■ Brief ■
Write out the full listing again, exactly as it stands.

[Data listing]
[BEGIN]
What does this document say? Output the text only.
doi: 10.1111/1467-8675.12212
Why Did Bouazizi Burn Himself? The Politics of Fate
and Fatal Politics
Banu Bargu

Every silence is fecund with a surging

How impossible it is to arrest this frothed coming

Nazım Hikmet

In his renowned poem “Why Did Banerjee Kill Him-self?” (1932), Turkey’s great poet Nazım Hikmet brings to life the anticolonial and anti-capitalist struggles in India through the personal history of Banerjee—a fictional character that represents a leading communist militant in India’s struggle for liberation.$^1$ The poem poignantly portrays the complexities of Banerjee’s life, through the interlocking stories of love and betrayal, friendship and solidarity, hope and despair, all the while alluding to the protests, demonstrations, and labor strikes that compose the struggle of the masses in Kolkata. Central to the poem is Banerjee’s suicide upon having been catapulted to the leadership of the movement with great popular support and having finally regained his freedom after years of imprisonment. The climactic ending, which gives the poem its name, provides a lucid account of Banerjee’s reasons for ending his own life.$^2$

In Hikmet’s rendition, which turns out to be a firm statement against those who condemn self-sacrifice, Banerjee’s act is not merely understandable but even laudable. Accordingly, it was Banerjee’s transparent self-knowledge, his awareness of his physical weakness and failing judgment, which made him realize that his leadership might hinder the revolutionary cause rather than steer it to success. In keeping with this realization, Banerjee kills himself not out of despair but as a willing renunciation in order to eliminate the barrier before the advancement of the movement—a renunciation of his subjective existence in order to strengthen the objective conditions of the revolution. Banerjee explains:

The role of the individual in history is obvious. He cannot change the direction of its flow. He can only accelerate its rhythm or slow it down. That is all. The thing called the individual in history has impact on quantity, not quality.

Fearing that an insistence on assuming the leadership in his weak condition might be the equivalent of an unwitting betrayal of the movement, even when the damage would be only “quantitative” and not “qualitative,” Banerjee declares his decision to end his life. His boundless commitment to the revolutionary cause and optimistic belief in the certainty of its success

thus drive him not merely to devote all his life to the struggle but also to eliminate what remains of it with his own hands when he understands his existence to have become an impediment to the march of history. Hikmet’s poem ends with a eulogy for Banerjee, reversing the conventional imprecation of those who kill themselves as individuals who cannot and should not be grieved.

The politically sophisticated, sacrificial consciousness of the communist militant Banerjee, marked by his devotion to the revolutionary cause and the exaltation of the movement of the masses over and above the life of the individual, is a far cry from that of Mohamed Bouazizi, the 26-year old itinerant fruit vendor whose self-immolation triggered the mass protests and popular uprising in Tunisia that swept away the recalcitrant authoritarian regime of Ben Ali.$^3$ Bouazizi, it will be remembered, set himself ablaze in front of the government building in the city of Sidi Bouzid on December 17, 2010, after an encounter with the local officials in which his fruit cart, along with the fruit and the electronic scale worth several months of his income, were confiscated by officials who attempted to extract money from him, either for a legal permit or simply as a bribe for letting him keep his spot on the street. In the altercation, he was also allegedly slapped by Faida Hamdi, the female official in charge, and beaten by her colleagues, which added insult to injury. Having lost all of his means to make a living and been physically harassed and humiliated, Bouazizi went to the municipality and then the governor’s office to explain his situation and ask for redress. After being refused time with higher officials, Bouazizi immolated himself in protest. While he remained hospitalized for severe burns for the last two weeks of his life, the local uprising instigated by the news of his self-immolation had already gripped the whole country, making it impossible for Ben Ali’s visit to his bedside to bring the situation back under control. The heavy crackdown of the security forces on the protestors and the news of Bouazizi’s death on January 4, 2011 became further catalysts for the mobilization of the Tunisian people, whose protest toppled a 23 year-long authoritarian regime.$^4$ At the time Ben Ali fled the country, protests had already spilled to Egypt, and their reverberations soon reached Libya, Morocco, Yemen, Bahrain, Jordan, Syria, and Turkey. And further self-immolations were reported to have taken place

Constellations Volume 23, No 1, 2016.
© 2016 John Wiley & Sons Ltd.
[END]
■ Task answer ■
What does this document say? Output the text only.
doi: 10.1111/1467-8675.12212
Why Did Bouazizi Burn Himself? The Politics of Fate
and Fatal Politics
Banu Bargu

Every silence is fecund with a surging

How impossible it is to arrest this frothed coming

Nazım Hikmet

In his renowned poem “Why Did Banerjee Kill Him-self?” (1932), Turkey’s great poet Nazım Hikmet brings to life the anticolonial and anti-capitalist struggles in India through the personal history of Banerjee—a fictional character that represents a leading communist militant in India’s struggle for liberation.$^1$ The poem poignantly portrays the complexities of Banerjee’s life, through the interlocking stories of love and betrayal, friendship and solidarity, hope and despair, all the while alluding to the protests, demonstrations, and labor strikes that compose the struggle of the masses in Kolkata. Central to the poem is Banerjee’s suicide upon having been catapulted to the leadership of the movement with great popular support and having finally regained his freedom after years of imprisonment. The climactic ending, which gives the poem its name, provides a lucid account of Banerjee’s reasons for ending his own life.$^2$

In Hikmet’s rendition, which turns out to be a firm statement against those who condemn self-sacrifice, Banerjee’s act is not merely understandable but even laudable. Accordingly, it was Banerjee’s transparent self-knowledge, his awareness of his physical weakness and failing judgment, which made him realize that his leadership might hinder the revolutionary cause rather than steer it to success. In keeping with this realization, Banerjee kills himself not out of despair but as a willing renunciation in order to eliminate the barrier before the advancement of the movement—a renunciation of his subjective existence in order to strengthen the objective conditions of the revolution. Banerjee explains:

The role of the individual in history is obvious. He cannot change the direction of its flow. He can only accelerate its rhythm or slow it down. That is all. The thing called the individual in history has impact on quantity, not quality.

Fearing that an insistence on assuming the leadership in his weak condition might be the equivalent of an unwitting betrayal of the movement, even when the damage would be only “quantitative” and not “qualitative,” Banerjee declares his decision to end his life. His boundless commitment to the revolutionary cause and optimistic belief in the certainty of its success

thus drive him not merely to devote all his life to the struggle but also to eliminate what remains of it with his own hands when he understands his existence to have become an impediment to the march of history. Hikmet’s poem ends with a eulogy for Banerjee, reversing the conventional imprecation of those who kill themselves as individuals who cannot and should not be grieved.

The politically sophisticated, sacrificial consciousness of the communist militant Banerjee, marked by his devotion to the revolutionary cause and the exaltation of the movement of the masses over and above the life of the individual, is a far cry from that of Mohamed Bouazizi, the 26-year old itinerant fruit vendor whose self-immolation triggered the mass protests and popular uprising in Tunisia that swept away the recalcitrant authoritarian regime of Ben Ali.$^3$ Bouazizi, it will be remembered, set himself ablaze in front of the government building in the city of Sidi Bouzid on December 17, 2010, after an encounter with the local officials in which his fruit cart, along with the fruit and the electronic scale worth several months of his income, were confiscated by officials who attempted to extract money from him, either for a legal permit or simply as a bribe for letting him keep his spot on the street. In the altercation, he was also allegedly slapped by Faida Hamdi, the female official in charge, and beaten by her colleagues, which added insult to injury. Having lost all of his means to make a living and been physically harassed and humiliated, Bouazizi went to the municipality and then the governor’s office to explain his situation and ask for redress. After being refused time with higher officials, Bouazizi immolated himself in protest. While he remained hospitalized for severe burns for the last two weeks of his life, the local uprising instigated by the news of his self-immolation had already gripped the whole country, making it impossible for Ben Ali’s visit to his bedside to bring the situation back under control. The heavy crackdown of the security forces on the protestors and the news of Bouazizi’s death on January 4, 2011 became further catalysts for the mobilization of the Tunisian people, whose protest toppled a 23 year-long authoritarian regime.$^4$ At the time Ben Ali fled the country, protests had already spilled to Egypt, and their reverberations soon reached Libya, Morocco, Yemen, Bahrain, Jordan, Syria, and Turkey. And further self-immolations were reported to have taken place

Constellations Volume 23, No 1, 2016.
© 2016 John Wiley & Sons Ltd.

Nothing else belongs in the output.